DIRECTIONS FOR THIS TASK: Reproduce the data exactly.

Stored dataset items
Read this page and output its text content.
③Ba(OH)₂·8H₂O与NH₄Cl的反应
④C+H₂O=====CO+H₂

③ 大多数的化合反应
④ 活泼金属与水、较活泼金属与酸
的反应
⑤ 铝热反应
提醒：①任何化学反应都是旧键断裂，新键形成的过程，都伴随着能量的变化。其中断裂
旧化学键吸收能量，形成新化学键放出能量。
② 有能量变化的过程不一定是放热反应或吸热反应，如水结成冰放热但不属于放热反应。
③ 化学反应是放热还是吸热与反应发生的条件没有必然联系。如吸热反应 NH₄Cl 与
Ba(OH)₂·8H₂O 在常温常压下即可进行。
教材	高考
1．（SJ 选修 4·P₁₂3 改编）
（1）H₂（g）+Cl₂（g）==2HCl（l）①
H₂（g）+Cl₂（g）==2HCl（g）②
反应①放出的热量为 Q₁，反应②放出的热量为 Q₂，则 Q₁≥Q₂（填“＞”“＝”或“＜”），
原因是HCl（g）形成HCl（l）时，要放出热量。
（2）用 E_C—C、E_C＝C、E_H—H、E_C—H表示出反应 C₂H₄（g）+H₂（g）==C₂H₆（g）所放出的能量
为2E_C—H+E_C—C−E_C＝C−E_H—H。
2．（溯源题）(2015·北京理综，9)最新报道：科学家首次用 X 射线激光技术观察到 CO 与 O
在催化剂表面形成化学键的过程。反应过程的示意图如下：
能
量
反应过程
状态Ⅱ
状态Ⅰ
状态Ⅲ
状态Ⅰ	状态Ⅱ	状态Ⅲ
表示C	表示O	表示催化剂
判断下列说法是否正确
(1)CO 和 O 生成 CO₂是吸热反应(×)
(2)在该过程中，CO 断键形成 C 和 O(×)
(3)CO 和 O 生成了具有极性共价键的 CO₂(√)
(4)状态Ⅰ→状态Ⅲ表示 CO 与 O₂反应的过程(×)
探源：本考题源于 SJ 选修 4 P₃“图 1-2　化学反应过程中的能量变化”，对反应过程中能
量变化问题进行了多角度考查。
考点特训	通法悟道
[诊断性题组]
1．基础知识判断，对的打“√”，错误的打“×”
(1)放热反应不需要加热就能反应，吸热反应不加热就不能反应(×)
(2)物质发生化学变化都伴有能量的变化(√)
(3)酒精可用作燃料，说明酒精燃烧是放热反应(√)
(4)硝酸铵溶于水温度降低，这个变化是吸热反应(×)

CORRECT RESULT:
Read this page and output its text content.
③Ba(OH)₂·8H₂O与NH₄Cl的反应
④C+H₂O=====CO+H₂

③ 大多数的化合反应
④ 活泼金属与水、较活泼金属与酸
的反应
⑤ 铝热反应
提醒：①任何化学反应都是旧键断裂，新键形成的过程，都伴随着能量的变化。其中断裂
旧化学键吸收能量，形成新化学键放出能量。
② 有能量变化的过程不一定是放热反应或吸热反应，如水结成冰放热但不属于放热反应。
③ 化学反应是放热还是吸热与反应发生的条件没有必然联系。如吸热反应 NH₄Cl 与
Ba(OH)₂·8H₂O 在常温常压下即可进行。
教材	高考
1．（SJ 选修 4·P₁₂3 改编）
（1）H₂（g）+Cl₂（g）==2HCl（l）①
H₂（g）+Cl₂（g）==2HCl（g）②
反应①放出的热量为 Q₁，反应②放出的热量为 Q₂，则 Q₁≥Q₂（填“＞”“＝”或“＜”），
原因是HCl（g）形成HCl（l）时，要放出热量。
（2）用 E_C—C、E_C＝C、E_H—H、E_C—H表示出反应 C₂H₄（g）+H₂（g）==C₂H₆（g）所放出的能量
为2E_C—H+E_C—C−E_C＝C−E_H—H。
2．（溯源题）(2015·北京理综，9)最新报道：科学家首次用 X 射线激光技术观察到 CO 与 O
在催化剂表面形成化学键的过程。反应过程的示意图如下：
能
量
反应过程
状态Ⅱ
状态Ⅰ
状态Ⅲ
状态Ⅰ	状态Ⅱ	状态Ⅲ
表示C	表示O	表示催化剂
判断下列说法是否正确
(1)CO 和 O 生成 CO₂是吸热反应(×)
(2)在该过程中，CO 断键形成 C 和 O(×)
(3)CO 和 O 生成了具有极性共价键的 CO₂(√)
(4)状态Ⅰ→状态Ⅲ表示 CO 与 O₂反应的过程(×)
探源：本考题源于 SJ 选修 4 P₃“图 1-2　化学反应过程中的能量变化”，对反应过程中能
量变化问题进行了多角度考查。
考点特训	通法悟道
[诊断性题组]
1．基础知识判断，对的打“√”，错误的打“×”
(1)放热反应不需要加热就能反应，吸热反应不加热就不能反应(×)
(2)物质发生化学变化都伴有能量的变化(√)
(3)酒精可用作燃料，说明酒精燃烧是放热反应(√)
(4)硝酸铵溶于水温度降低，这个变化是吸热反应(×)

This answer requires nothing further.